Task to complete> Word for word, give the material below again, minus any images.

Extracted material>
[Start]

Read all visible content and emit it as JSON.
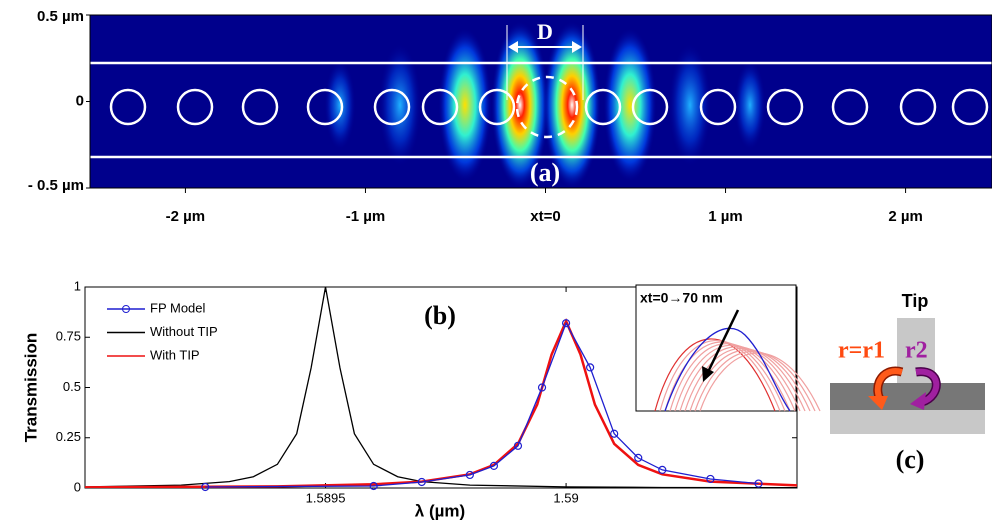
{
  "chart_data": [
    {
      "type": "field-map",
      "xlim": [
        -2.53,
        2.48
      ],
      "xticks": [
        {
          "value": -2,
          "label": "-2 µm"
        },
        {
          "value": -1,
          "label": "-1 µm"
        },
        {
          "value": 0,
          "label": "xt=0"
        },
        {
          "value": 1,
          "label": "1 µm"
        },
        {
          "value": 2,
          "label": "2 µm"
        }
      ],
      "ylim": [
        -0.5,
        0.5
      ],
      "yticks": [
        {
          "value": -0.5,
          "label": "- 0.5 µm"
        },
        0,
        {
          "value": 0.5,
          "label": "0.5 µm"
        }
      ],
      "annotations": [
        "D",
        "(a)"
      ]
    },
    {
      "type": "line",
      "xlabel": "λ (µm)",
      "ylabel": "Transmission",
      "xlim": [
        1.589,
        1.59048
      ],
      "ylim": [
        0,
        1
      ],
      "xticks": [
        1.5895,
        1.59
      ],
      "yticks": [
        0,
        0.25,
        0.5,
        0.75,
        1
      ],
      "legend": "top-left",
      "annotations": [
        "(b)",
        "xt=0→70 nm"
      ],
      "series": [
        {
          "name": "FP Model",
          "color": "#1f1fd0",
          "marker": "circle",
          "x": [
            1.58925,
            1.5896,
            1.5897,
            1.5898,
            1.58985,
            1.5899,
            1.58995,
            1.59,
            1.59005,
            1.5901,
            1.59015,
            1.5902,
            1.5903,
            1.5904
          ],
          "values": [
            0.005,
            0.01,
            0.03,
            0.065,
            0.11,
            0.21,
            0.5,
            0.82,
            0.6,
            0.27,
            0.15,
            0.09,
            0.045,
            0.022
          ]
        },
        {
          "name": "Without TIP",
          "color": "#000000",
          "x": [
            1.589,
            1.5892,
            1.5893,
            1.58935,
            1.5894,
            1.58944,
            1.58947,
            1.5895,
            1.58953,
            1.58956,
            1.5896,
            1.58965,
            1.5897,
            1.5898,
            1.59,
            1.5902,
            1.59048
          ],
          "values": [
            0.0053,
            0.0146,
            0.032,
            0.056,
            0.118,
            0.27,
            0.597,
            1,
            0.597,
            0.27,
            0.118,
            0.056,
            0.032,
            0.0146,
            0.0053,
            0.0027,
            0.0014
          ]
        },
        {
          "name": "With TIP",
          "color": "#ee1111",
          "x": [
            1.589,
            1.5894,
            1.5896,
            1.5897,
            1.5898,
            1.58985,
            1.5899,
            1.58994,
            1.58997,
            1.59,
            1.59003,
            1.59006,
            1.5901,
            1.59015,
            1.5902,
            1.5903,
            1.59048
          ],
          "values": [
            0.003,
            0.0082,
            0.0183,
            0.032,
            0.068,
            0.115,
            0.22,
            0.415,
            0.664,
            0.83,
            0.664,
            0.415,
            0.22,
            0.115,
            0.068,
            0.032,
            0.0127
          ]
        }
      ]
    }
  ],
  "diagram": {
    "tip": "Tip",
    "r1": "r=r1",
    "r2": "r2",
    "label": "(c)"
  }
}
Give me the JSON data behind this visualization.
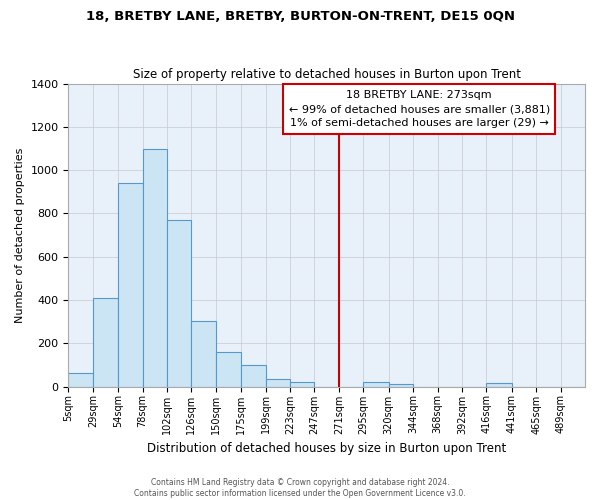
{
  "title": "18, BRETBY LANE, BRETBY, BURTON-ON-TRENT, DE15 0QN",
  "subtitle": "Size of property relative to detached houses in Burton upon Trent",
  "xlabel": "Distribution of detached houses by size in Burton upon Trent",
  "ylabel": "Number of detached properties",
  "footer1": "Contains HM Land Registry data © Crown copyright and database right 2024.",
  "footer2": "Contains public sector information licensed under the Open Government Licence v3.0.",
  "bin_labels": [
    "5sqm",
    "29sqm",
    "54sqm",
    "78sqm",
    "102sqm",
    "126sqm",
    "150sqm",
    "175sqm",
    "199sqm",
    "223sqm",
    "247sqm",
    "271sqm",
    "295sqm",
    "320sqm",
    "344sqm",
    "368sqm",
    "392sqm",
    "416sqm",
    "441sqm",
    "465sqm",
    "489sqm"
  ],
  "bin_starts": [
    5,
    29,
    54,
    78,
    102,
    126,
    150,
    175,
    199,
    223,
    247,
    271,
    295,
    320,
    344,
    368,
    392,
    416,
    441,
    465,
    489
  ],
  "bar_values": [
    65,
    410,
    940,
    1100,
    770,
    305,
    160,
    100,
    35,
    20,
    0,
    0,
    20,
    10,
    0,
    0,
    0,
    15,
    0,
    0,
    0
  ],
  "property_value": 271,
  "property_label": "18 BRETBY LANE: 273sqm",
  "annotation_line1": "← 99% of detached houses are smaller (3,881)",
  "annotation_line2": "1% of semi-detached houses are larger (29) →",
  "bar_color": "#cce5f5",
  "bar_edgecolor": "#5599cc",
  "vline_color": "#cc0000",
  "annotation_box_edgecolor": "#cc0000",
  "background_color": "#e8f0fa",
  "grid_color": "#c8c8d0",
  "ylim": [
    0,
    1400
  ],
  "yticks": [
    0,
    200,
    400,
    600,
    800,
    1000,
    1200,
    1400
  ],
  "xlim_left": 5,
  "xlim_right": 513
}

[End]

Output>
Read all visible content and emit it as JSON.
{
  "chart_data": [
    {
      "type": "field-map",
      "xlim": [
        -2.53,
        2.48
      ],
      "xticks": [
        {
          "value": -2,
          "label": "-2 µm"
        },
        {
          "value": -1,
          "label": "-1 µm"
        },
        {
          "value": 0,
          "label": "xt=0"
        },
        {
          "value": 1,
          "label": "1 µm"
        },
        {
          "value": 2,
          "label": "2 µm"
        }
      ],
      "ylim": [
        -0.5,
        0.5
      ],
      "yticks": [
        {
          "value": -0.5,
          "label": "- 0.5 µm"
        },
        0,
        {
          "value": 0.5,
          "label": "0.5 µm"
        }
      ],
      "annotations": [
        "D",
        "(a)"
      ]
    },
    {
      "type": "line",
      "xlabel": "λ (µm)",
      "ylabel": "Transmission",
      "xlim": [
        1.589,
        1.59048
      ],
      "ylim": [
        0,
        1
      ],
      "xticks": [
        1.5895,
        1.59
      ],
      "yticks": [
        0,
        0.25,
        0.5,
        0.75,
        1
      ],
      "legend": "top-left",
      "annotations": [
        "(b)",
        "xt=0→70 nm"
      ],
      "series": [
        {
          "name": "FP Model",
          "color": "#1f1fd0",
          "marker": "circle",
          "x": [
            1.58925,
            1.5896,
            1.5897,
            1.5898,
            1.58985,
            1.5899,
            1.58995,
            1.59,
            1.59005,
            1.5901,
            1.59015,
            1.5902,
            1.5903,
            1.5904
          ],
          "values": [
            0.005,
            0.01,
            0.03,
            0.065,
            0.11,
            0.21,
            0.5,
            0.82,
            0.6,
            0.27,
            0.15,
            0.09,
            0.045,
            0.022
          ]
        },
        {
          "name": "Without TIP",
          "color": "#000000",
          "x": [
            1.589,
            1.5892,
            1.5893,
            1.58935,
            1.5894,
            1.58944,
            1.58947,
            1.5895,
            1.58953,
            1.58956,
            1.5896,
            1.58965,
            1.5897,
            1.5898,
            1.59,
            1.5902,
            1.59048
          ],
          "values": [
            0.0053,
            0.0146,
            0.032,
            0.056,
            0.118,
            0.27,
            0.597,
            1,
            0.597,
            0.27,
            0.118,
            0.056,
            0.032,
            0.0146,
            0.0053,
            0.0027,
            0.0014
          ]
        },
        {
          "name": "With TIP",
          "color": "#ee1111",
          "x": [
            1.589,
            1.5894,
            1.5896,
            1.5897,
            1.5898,
            1.58985,
            1.5899,
            1.58994,
            1.58997,
            1.59,
            1.59003,
            1.59006,
            1.5901,
            1.59015,
            1.5902,
            1.5903,
            1.59048
          ],
          "values": [
            0.003,
            0.0082,
            0.0183,
            0.032,
            0.068,
            0.115,
            0.22,
            0.415,
            0.664,
            0.83,
            0.664,
            0.415,
            0.22,
            0.115,
            0.068,
            0.032,
            0.0127
          ]
        }
      ]
    }
  ],
  "diagram": {
    "tip": "Tip",
    "r1": "r=r1",
    "r2": "r2",
    "label": "(c)"
  }
}
Give me the JSON data behind this visualization.
{
  "title": "18, BRETBY LANE, BRETBY, BURTON-ON-TRENT, DE15 0QN",
  "subtitle": "Size of property relative to detached houses in Burton upon Trent",
  "xlabel": "Distribution of detached houses by size in Burton upon Trent",
  "ylabel": "Number of detached properties",
  "footer1": "Contains HM Land Registry data © Crown copyright and database right 2024.",
  "footer2": "Contains public sector information licensed under the Open Government Licence v3.0.",
  "bin_labels": [
    "5sqm",
    "29sqm",
    "54sqm",
    "78sqm",
    "102sqm",
    "126sqm",
    "150sqm",
    "175sqm",
    "199sqm",
    "223sqm",
    "247sqm",
    "271sqm",
    "295sqm",
    "320sqm",
    "344sqm",
    "368sqm",
    "392sqm",
    "416sqm",
    "441sqm",
    "465sqm",
    "489sqm"
  ],
  "bin_starts": [
    5,
    29,
    54,
    78,
    102,
    126,
    150,
    175,
    199,
    223,
    247,
    271,
    295,
    320,
    344,
    368,
    392,
    416,
    441,
    465,
    489
  ],
  "bar_values": [
    65,
    410,
    940,
    1100,
    770,
    305,
    160,
    100,
    35,
    20,
    0,
    0,
    20,
    10,
    0,
    0,
    0,
    15,
    0,
    0,
    0
  ],
  "property_value": 271,
  "property_label": "18 BRETBY LANE: 273sqm",
  "annotation_line1": "← 99% of detached houses are smaller (3,881)",
  "annotation_line2": "1% of semi-detached houses are larger (29) →",
  "bar_color": "#cce5f5",
  "bar_edgecolor": "#5599cc",
  "vline_color": "#cc0000",
  "annotation_box_edgecolor": "#cc0000",
  "background_color": "#e8f0fa",
  "grid_color": "#c8c8d0",
  "ylim": [
    0,
    1400
  ],
  "yticks": [
    0,
    200,
    400,
    600,
    800,
    1000,
    1200,
    1400
  ],
  "xlim_left": 5,
  "xlim_right": 513
}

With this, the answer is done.